Document passage START

# Nursing home readmit



## gina_marie (Aug 9, 2011)

Not sure if anyone has any insight on this.  CMS is kind of hard to understand.  One of my doctors has been seeing a patient in a nursing home for CHF and COPD.  She was recently hospitalized for 3 days due to anemia with chronic blood loss requiring blood transfusions.  When she was discharged from the hospital, she was sent back to the nursing home.  My physician wants to know if he can bill an initial nursing home visit (99306) or does he have to go to using the subsequent nursing home visit (99310) after she was discharged and sent back to the NH?  He had to write up a new plan of care for her including the anemia due to chronic blood loss, not sure if that matters though.  It sounds like CMS is saying "30 days" but it isn't real clear on nursing home -> hospital -> nursing home billing.  It seems like it was more for hospital -> nursing home -> hospital readmission.  

Is there anyone that can clarify this for me?

Many thanks for any assistance!
Gina


----------



## Captain74 (Aug 2, 2012)

*Any response?*

I know this post is from a while back, but it is the exact question that I had.  Did you ever get any response?  What did you figure out?

I have a provider who was told they could charge an Initial NH code again, even if they had been the primary provider during the previous NH stay.  Personally I don't think that is right since the patient is essentially established.

Your thoughts would be appreciated.


----------



## kbarron (Nov 15, 2012)

I too am having the same issue. Pt has been in Nursing home for along time. Became ill with heart issues, got admitted IP. was stabilized and d/c. by Hospitalist. MD of nursing home wants to do readmit 99306?


----------

Document passage END
Record extracts START

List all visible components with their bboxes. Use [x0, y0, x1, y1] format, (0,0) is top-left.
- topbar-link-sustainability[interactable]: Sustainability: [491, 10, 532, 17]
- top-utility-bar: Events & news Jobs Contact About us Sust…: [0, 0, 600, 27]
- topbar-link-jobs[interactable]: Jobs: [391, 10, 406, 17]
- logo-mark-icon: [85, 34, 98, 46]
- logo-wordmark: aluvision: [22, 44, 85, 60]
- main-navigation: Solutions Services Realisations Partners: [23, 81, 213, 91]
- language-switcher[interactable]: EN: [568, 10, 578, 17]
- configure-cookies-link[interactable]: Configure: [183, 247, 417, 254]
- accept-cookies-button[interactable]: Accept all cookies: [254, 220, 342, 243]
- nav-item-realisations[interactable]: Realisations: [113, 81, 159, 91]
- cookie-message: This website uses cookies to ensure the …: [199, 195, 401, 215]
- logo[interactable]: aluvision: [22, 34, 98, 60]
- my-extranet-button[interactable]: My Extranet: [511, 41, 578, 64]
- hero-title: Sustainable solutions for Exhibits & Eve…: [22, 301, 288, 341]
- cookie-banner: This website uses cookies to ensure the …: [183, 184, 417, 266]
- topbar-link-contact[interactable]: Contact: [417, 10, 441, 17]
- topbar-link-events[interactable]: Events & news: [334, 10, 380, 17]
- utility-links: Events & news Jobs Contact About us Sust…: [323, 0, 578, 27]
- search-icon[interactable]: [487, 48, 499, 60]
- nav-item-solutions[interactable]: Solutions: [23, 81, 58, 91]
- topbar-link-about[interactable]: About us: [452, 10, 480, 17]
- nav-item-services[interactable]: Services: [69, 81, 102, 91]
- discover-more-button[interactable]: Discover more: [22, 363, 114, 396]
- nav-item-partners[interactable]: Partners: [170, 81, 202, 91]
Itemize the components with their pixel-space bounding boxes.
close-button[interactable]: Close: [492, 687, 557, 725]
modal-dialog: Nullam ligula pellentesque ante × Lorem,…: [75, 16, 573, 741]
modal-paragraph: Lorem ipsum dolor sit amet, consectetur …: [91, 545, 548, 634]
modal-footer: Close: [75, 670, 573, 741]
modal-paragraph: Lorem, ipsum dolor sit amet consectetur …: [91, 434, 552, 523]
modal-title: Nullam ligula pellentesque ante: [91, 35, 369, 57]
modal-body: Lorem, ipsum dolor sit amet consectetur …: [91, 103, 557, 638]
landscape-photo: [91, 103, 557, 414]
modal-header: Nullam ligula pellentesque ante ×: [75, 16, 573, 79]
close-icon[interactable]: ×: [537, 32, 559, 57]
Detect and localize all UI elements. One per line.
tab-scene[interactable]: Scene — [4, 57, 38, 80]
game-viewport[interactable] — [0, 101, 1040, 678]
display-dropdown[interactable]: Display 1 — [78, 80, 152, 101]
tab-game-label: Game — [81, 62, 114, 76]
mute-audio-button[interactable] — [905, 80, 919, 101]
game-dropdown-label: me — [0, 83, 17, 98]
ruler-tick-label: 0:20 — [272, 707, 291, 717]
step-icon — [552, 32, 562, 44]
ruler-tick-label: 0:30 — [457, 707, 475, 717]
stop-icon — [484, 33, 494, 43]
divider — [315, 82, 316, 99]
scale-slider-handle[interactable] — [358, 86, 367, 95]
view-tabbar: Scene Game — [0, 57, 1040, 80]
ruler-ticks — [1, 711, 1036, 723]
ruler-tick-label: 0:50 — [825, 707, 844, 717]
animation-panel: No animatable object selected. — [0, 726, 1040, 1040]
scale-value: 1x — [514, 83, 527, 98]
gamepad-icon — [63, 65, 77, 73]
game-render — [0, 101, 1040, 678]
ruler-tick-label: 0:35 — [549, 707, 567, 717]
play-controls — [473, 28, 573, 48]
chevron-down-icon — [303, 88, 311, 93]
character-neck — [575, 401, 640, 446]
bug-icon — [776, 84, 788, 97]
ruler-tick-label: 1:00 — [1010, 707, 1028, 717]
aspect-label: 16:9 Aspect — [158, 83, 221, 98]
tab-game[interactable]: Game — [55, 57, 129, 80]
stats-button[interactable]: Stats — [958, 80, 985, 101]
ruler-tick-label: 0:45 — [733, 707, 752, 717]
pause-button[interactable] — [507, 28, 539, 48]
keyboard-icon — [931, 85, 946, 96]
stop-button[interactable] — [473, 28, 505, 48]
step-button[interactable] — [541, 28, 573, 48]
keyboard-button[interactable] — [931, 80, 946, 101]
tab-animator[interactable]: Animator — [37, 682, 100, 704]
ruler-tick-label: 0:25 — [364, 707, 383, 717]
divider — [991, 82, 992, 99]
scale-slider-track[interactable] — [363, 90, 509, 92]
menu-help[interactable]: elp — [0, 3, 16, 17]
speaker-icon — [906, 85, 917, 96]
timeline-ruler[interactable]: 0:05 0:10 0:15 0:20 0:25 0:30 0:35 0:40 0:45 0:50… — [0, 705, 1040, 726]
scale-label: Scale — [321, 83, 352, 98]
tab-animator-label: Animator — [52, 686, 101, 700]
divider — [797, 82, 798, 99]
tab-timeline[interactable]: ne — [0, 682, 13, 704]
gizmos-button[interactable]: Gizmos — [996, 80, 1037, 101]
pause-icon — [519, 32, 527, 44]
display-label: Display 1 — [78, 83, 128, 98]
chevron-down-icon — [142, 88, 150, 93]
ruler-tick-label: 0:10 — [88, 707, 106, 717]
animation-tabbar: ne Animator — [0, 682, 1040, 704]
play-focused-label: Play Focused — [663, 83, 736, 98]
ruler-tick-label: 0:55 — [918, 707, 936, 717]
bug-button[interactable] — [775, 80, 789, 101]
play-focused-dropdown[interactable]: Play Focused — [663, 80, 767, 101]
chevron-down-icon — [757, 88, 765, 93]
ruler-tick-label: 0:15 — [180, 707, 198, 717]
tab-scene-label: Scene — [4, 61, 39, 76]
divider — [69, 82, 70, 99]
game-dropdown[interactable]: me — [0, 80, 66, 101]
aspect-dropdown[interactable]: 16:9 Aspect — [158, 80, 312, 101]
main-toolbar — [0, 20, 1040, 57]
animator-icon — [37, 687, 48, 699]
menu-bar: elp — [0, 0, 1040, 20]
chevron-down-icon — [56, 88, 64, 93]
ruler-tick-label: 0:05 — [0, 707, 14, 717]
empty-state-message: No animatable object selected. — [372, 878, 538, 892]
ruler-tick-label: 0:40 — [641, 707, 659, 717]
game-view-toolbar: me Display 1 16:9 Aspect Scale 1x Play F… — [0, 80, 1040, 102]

Record extracts END

-- Your tasks --
1) According to the nursing home readmission thread, how many days was the patient hospitalized?
2) Translate this sentence from the nursing home readmission thread into Spanish: "When she was discharged from the hospital, she was sent back to the nursing home."
3) Revise the passage of the nursing home readmission thread between "I know this" and "is essentially established.", inclusive, replacing "Initial NH code" with "initial nursing home code".

-- Your responses --
1) 3 days

2) Cuando le dieron el alta del hospital, la enviaron de vuelta a la residencia de ancianos.

3)
I know this post is from a while back, but it is the exact question that I had.  Did you ever get any response?  What did you figure out?

I have a provider who was told they could charge an initial nursing home code again, even if they had been the primary provider during the previous NH stay.  Personally I don't think that is right since the patient is essentially established.